··· Items
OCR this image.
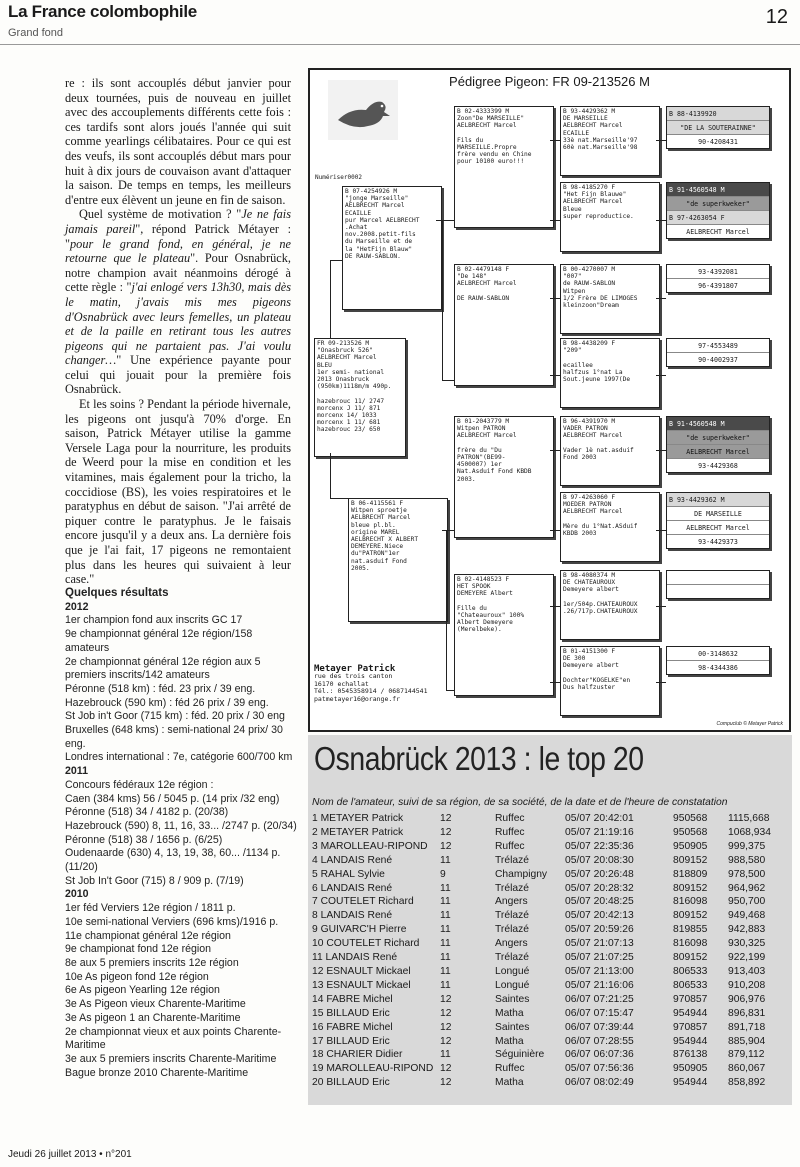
La France colombophile
Grand fond
12

re : ils sont accouplés début janvier pour deux tournées, puis de nouveau en juillet avec des accouplements différents cette fois : ces tardifs sont alors joués l'année qui suit comme yearlings célibataires. Pour ce qui est des veufs, ils sont accouplés début mars pour huit à dix jours de couvaison avant d'attaquer la saison. De temps en temps, les meilleurs d'entre eux élèvent un jeune en fin de saison.

Quel système de motivation ? "Je ne fais jamais pareil", répond Patrick Métayer : "pour le grand fond, en général, je ne retourne que le plateau". Pour Osnabrück, notre champion avait néanmoins dérogé à cette règle : "j'ai enlogé vers 13h30, mais dès le matin, j'avais mis mes pigeons d'Osnabrück avec leurs femelles, un plateau et de la paille en retirant tous les autres pigeons qui ne partaient pas. J'ai voulu changer…" Une expérience payante pour celui qui jouait pour la première fois Osnabrück.

Et les soins ? Pendant la période hivernale, les pigeons ont jusqu'à 70% d'orge. En saison, Patrick Métayer utilise la gamme Versele Laga pour la nourriture, les produits de Weerd pour la mise en condition et les vitamines, mais également pour la tricho, la coccidiose (BS), les voies respiratoires et le paratyphus en début de saison. "J'ai arrêté de piquer contre le paratyphus. Je le faisais encore jusqu'il y a deux ans. La dernière fois que je l'ai fait, 17 pigeons ne remontaient plus dans les heures qui suivaient à leur case."

Quelques résultats
2012
1er champion fond aux inscrits GC 17
9e championnat général 12e région/158 amateurs
2e championnat général 12e région aux 5 premiers inscrits/142 amateurs
Péronne (518 km) : féd. 23 prix / 39 eng.
Hazebrouck (590 km) : féd 26 prix / 39 eng.
St Job in't Goor (715 km) : féd. 20 prix / 30 eng
Bruxelles (648 kms) : semi-national 24 prix/ 30 eng.
Londres international : 7e, catégorie 600/700 km
2011
Concours fédéraux 12e région :
Caen (384 kms) 56 / 5045 p. (14 prix /32 eng)
Péronne (518) 34 / 4182 p. (20/38)
Hazebrouck (590) 8, 11, 16, 33... /2747 p. (20/34)
Péronne (518) 38 / 1656 p. (6/25)
Oudenaarde (630) 4, 13, 19, 38, 60... /1134 p. (11/20)
St Job In't Goor (715) 8 / 909 p. (7/19)
2010
1er féd Verviers 12e région / 1811 p.
10e semi-national Verviers (696 kms)/1916 p.
11e championat général 12e région
9e championat fond 12e région
8e aux 5 premiers inscrits 12e région
10e As pigeon fond 12e région
6e As pigeon Yearling 12e région
3e As Pigeon vieux Charente-Maritime
3e As pigeon 1 an Charente-Maritime
2e championnat vieux et aux points Charente-Maritime
3e aux 5 premiers inscrits Charente-Maritime
Bague bronze 2010 Charente-Maritime
Jeudi 26 juillet 2013 • n°201
Pédigree Pigeon: FR 09-213526 M
Numériser0002
Metayer Patrick
rue des trois canton
16170 echallat
Tél.: 0545358914 / 0687144541
patmetayer16@orange.fr
Compuclub © Metayer Patrick
FR 09-213526 M
"Onasbruck 526"
AELBRECHT Marcel
BLEU
1er semi- national
2013 Onasbruck
(950km)1118m/m 490p.

hazebrouc 11/ 2747
morcenx J 11/ 871
morcenx 14/ 1033
morcenx 1 11/ 681
hazebrouc 23/ 650
B 07-4254926 M
"jonge Marseille"
AELBRECHT Marcel
ECAILLE
pur Marcel AELBRECHT
.Achat
nov.2008.petit-fils
du Marseille et de
la "HetFijn Blauw"
DE RAUW-SABLON.
B 06-4115561 F
Witpen sproetje
AELBRECHT Marcel
bleue pl.bl.
origine MAREL
AELBRECHT X ALBERT
DEMEYERE.Niece
du"PATRON"1er
nat.asduif Fond
2005.
B 02-4333399 M
Zoon"De MARSEILLE"
AELBRECHT Marcel

Fils du
MARSEILLE.Propre
frère vendu en Chine
pour 10100 euro!!!
B 02-4479148 F
"De 148"
AELBRECHT Marcel

DE RAUW-SABLON
B 01-2043779 M
Witpen PATRON
AELBRECHT Marcel

frère du "Du
PATRON"(BE99-
4500007) 1er
Nat.Asduif Fond KBDB
2003.
B 02-4148523 F
HET SPOOK
DEMEYERE Albert

Fille du
"Chateauroux" 100%
Albert Demeyere
(Merelbeke).
B 93-4429362 M
DE MARSEILLE
AELBRECHT Marcel
ECAILLE
33è nat.Marseille'97
60è nat.Marseille'98
B 98-4185270 F
"Het Fijn Blauwe"
AELBRECHT Marcel
Bleue
super reproductice.
B 00-4270007 M
"007"
de RAUW-SABLON
Witpen
1/2 Frère DE LIMOGES
kleinzoon"Dream
B 98-4438209 F
"209"

ecaillee
halfzus 1°nat La
Sout.jeune 1997(De
B 96-4391970 M
VADER PATRON
AELBRECHT Marcel

Vader 1è nat.asduif
Fond 2003
B 97-4263060 F
MOEDER PATRON
AELBRECHT Marcel

Mère du 1°Nat.ASduif
KBDB 2003
B 98-4080374 M
DE CHATEAUROUX
Demeyere albert

1er/504p.CHATEAUROUX
.26/717p.CHATEAUROUX
B 01-4151300 F
DE 300
Demeyere albert

Dochter"KOGELKE"en
Dus halfzuster
B 88-4139920
"DE LA SOUTERAINNE"
90-4208431
B 91-4560548 M
"de superkweker"
B 97-4263054 F
AELBRECHT Marcel
93-4392081
96-4391807
97-4553489
90-4002937
B 91-4560548 M
"de superkweker"
AELBRECHT Marcel
93-4429368
B 93-4429362 M
DE MARSEILLE
AELBRECHT Marcel
93-4429373
00-3148632
98-4344386
Osnabrück 2013 : le top 20
Nom de l'amateur, suivi de sa région, de sa société, de la date et de l'heure de constatation
1 METAYER Patrick	12	Ruffec	05/07 20:42:01	950568	1115,668
2 METAYER Patrick	12	Ruffec	05/07 21:19:16	950568	1068,934
3 MAROLLEAU-RIPOND	12	Ruffec	05/07 22:35:36	950905	999,375
4 LANDAIS René	11	Trélazé	05/07 20:08:30	809152	988,580
5 RAHAL Sylvie	9	Champigny	05/07 20:26:48	818809	978,500
6 LANDAIS René	11	Trélazé	05/07 20:28:32	809152	964,962
7 COUTELET Richard	11	Angers	05/07 20:48:25	816098	950,700
8 LANDAIS René	11	Trélazé	05/07 20:42:13	809152	949,468
9 GUIVARC'H Pierre	11	Trélazé	05/07 20:59:26	819855	942,883
10 COUTELET Richard	11	Angers	05/07 21:07:13	816098	930,325
11 LANDAIS René	11	Trélazé	05/07 21:07:25	809152	922,199
12 ESNAULT Mickael	11	Longué	05/07 21:13:00	806533	913,403
13 ESNAULT Mickael	11	Longué	05/07 21:16:06	806533	910,208
14 FABRE Michel	12	Saintes	06/07 07:21:25	970857	906,976
15 BILLAUD Eric	12	Matha	06/07 07:15:47	954944	896,831
16 FABRE Michel	12	Saintes	06/07 07:39:44	970857	891,718
17 BILLAUD Eric	12	Matha	06/07 07:28:55	954944	885,904
18 CHARIER Didier	11	Séguinière	06/07 06:07:36	876138	879,112
19 MAROLLEAU-RIPOND	12	Ruffec	05/07 07:56:36	950905	860,067
20 BILLAUD Eric	12	Matha	06/07 08:02:49	954944	858,892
······
**What is asked:**
Note each line of the entries that has "Hazebrouck" in it, and copy those lines.

**Task response:**
Hazebrouck (590 km) : féd 26 prix / 39 eng.
Hazebrouck (590) 8, 11, 16, 33... /2747 p. (20/34)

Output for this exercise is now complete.